**RECORDS SUPPLIED**
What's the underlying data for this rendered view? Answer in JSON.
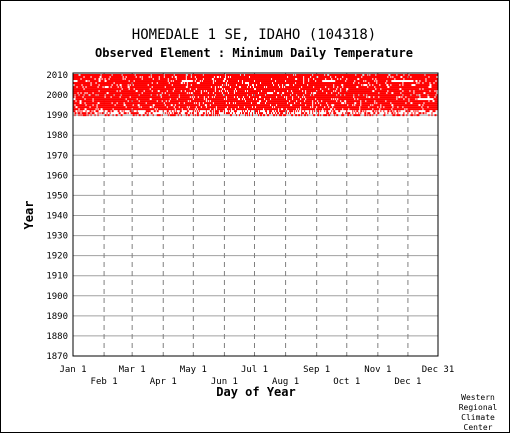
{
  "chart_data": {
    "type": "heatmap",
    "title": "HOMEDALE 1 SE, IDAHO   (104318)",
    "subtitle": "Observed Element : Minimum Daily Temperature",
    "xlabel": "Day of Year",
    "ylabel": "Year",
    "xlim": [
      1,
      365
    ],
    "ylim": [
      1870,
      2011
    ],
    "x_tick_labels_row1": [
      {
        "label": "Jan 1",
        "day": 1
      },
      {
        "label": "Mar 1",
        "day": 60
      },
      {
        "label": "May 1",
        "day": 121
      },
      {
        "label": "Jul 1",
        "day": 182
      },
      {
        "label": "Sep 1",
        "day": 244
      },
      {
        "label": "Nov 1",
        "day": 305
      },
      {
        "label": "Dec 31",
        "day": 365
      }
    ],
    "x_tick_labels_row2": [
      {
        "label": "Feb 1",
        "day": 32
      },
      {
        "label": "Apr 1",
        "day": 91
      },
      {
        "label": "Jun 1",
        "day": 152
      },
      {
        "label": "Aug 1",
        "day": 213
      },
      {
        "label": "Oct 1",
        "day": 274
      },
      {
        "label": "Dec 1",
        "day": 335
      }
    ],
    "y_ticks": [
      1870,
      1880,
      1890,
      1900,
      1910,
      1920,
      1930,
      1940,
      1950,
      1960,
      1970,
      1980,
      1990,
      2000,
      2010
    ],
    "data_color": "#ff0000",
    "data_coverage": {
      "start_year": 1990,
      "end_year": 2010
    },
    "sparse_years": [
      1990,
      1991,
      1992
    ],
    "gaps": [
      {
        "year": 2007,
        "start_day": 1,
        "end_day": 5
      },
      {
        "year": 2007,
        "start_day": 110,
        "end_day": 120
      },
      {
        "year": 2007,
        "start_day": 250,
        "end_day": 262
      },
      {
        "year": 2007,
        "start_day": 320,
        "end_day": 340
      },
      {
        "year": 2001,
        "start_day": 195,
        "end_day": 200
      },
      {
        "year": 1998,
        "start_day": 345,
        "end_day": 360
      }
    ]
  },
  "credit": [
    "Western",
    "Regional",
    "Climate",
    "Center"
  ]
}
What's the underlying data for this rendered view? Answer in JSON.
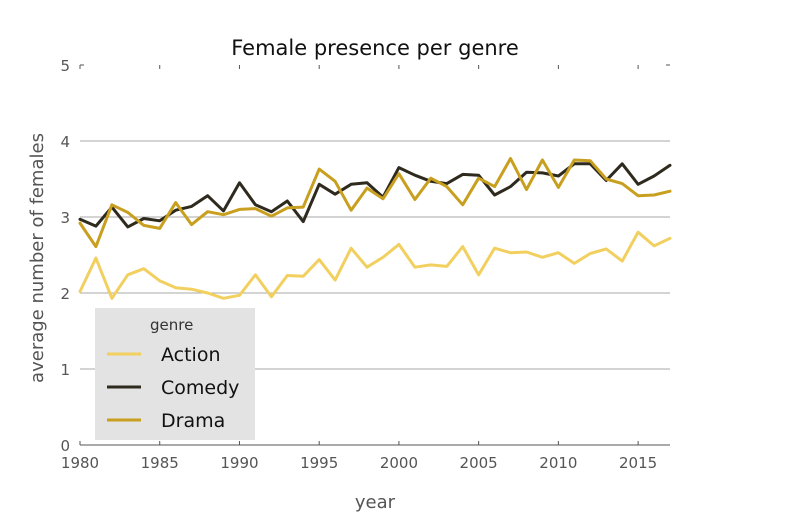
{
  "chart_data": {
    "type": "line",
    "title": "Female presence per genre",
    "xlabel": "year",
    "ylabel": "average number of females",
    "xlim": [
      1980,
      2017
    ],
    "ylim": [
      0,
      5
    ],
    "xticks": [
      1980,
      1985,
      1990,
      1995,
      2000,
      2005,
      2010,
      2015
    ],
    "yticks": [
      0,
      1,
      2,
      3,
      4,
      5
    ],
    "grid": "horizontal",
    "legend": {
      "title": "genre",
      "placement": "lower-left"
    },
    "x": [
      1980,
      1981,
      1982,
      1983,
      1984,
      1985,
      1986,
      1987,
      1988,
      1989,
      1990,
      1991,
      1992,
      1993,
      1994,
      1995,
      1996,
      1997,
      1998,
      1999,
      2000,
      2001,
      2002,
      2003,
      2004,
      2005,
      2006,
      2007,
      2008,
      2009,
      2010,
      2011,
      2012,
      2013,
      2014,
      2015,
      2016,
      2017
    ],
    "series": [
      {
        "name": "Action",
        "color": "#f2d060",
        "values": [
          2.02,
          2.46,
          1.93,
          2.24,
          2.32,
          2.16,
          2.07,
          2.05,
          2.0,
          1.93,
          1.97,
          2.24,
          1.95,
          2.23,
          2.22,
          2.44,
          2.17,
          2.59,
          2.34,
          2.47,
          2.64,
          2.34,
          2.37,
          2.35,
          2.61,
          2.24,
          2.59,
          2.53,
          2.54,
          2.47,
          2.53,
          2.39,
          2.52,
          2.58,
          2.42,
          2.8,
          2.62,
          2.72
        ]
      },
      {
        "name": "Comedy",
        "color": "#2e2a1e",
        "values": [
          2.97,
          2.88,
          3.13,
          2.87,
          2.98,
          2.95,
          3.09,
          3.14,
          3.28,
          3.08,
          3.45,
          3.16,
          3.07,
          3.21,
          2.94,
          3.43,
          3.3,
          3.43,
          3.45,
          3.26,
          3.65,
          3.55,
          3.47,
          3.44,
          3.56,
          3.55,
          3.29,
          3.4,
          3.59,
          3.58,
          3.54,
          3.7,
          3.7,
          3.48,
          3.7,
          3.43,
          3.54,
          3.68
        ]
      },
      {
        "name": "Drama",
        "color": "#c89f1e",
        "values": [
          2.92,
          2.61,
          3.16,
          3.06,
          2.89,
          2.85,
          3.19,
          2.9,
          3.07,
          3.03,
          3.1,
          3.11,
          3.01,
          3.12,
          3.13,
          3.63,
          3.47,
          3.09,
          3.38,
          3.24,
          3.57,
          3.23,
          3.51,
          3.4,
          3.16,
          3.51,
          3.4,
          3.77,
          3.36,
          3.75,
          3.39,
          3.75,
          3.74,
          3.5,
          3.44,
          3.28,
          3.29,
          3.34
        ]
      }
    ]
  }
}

==

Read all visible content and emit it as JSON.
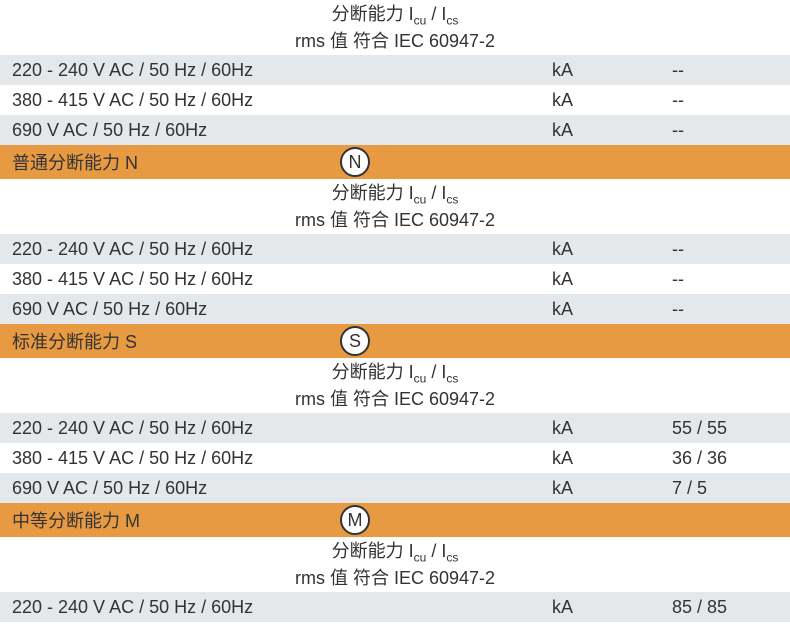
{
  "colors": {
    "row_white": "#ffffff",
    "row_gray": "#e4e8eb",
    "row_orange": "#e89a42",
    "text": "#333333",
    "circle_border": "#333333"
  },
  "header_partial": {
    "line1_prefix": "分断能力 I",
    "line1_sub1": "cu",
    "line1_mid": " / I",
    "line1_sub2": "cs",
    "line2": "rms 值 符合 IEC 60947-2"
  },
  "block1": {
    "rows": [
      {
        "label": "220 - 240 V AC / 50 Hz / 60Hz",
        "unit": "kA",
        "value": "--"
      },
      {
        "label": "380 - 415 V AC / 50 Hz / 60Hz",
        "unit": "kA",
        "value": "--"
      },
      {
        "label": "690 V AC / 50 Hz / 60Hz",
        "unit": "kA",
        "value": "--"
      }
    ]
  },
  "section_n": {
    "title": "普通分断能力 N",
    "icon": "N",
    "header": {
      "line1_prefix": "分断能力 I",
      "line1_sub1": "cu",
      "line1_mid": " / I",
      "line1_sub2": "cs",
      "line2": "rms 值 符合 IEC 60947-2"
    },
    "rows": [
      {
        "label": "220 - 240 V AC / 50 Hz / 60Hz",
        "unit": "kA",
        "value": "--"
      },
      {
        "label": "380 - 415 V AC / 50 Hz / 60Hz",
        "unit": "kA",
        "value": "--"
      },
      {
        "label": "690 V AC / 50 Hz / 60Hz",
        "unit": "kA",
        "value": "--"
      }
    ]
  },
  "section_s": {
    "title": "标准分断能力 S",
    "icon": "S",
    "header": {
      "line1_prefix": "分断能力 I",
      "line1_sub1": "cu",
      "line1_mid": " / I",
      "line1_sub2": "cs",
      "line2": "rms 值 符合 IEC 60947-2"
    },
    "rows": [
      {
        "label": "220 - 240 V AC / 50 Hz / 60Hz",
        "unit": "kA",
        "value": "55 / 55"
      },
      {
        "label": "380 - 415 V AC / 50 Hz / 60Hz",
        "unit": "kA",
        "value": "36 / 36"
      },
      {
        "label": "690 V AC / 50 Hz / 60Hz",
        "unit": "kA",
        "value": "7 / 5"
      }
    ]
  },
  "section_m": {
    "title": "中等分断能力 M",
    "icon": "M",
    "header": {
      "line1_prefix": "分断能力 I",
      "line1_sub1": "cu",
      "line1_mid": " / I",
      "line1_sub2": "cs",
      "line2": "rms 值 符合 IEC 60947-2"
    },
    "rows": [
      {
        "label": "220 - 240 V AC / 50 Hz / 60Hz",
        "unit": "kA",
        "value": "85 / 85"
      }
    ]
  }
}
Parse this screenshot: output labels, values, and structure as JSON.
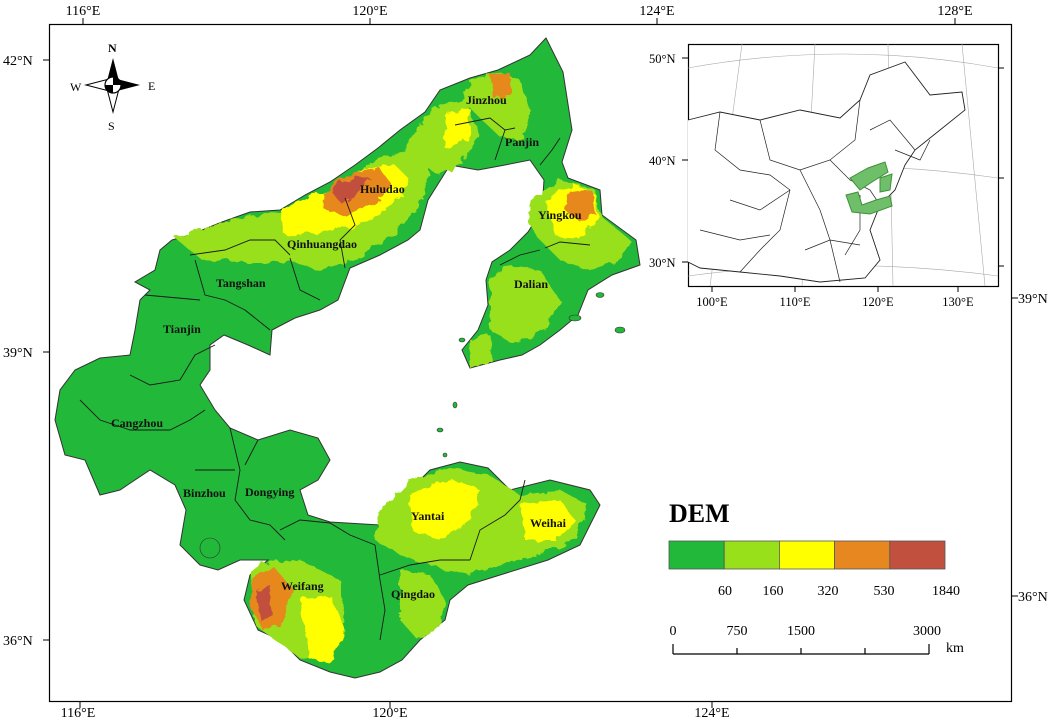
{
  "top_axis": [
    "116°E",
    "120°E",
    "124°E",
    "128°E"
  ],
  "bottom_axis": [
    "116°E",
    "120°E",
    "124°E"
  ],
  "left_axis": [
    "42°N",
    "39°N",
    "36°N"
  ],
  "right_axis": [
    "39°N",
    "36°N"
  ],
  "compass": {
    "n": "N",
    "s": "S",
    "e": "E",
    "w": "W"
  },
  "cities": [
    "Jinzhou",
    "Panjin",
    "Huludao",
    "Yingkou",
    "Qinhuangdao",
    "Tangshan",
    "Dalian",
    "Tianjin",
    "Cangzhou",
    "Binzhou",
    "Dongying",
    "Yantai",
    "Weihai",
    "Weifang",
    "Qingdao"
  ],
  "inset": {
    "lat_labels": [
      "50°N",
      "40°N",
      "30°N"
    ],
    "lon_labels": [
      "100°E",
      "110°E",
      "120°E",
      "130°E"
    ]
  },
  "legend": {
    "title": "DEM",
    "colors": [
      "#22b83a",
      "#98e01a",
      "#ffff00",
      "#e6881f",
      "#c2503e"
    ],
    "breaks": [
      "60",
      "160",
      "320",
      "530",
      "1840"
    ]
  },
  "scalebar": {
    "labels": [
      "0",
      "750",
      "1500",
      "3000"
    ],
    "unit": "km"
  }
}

**GOAL**
Extract, from the listing above, every line where the string "ylabel" occurs.

**ANSWER IN FULL**
    "ylabel": "Year",
    "ylabel": "average number of females",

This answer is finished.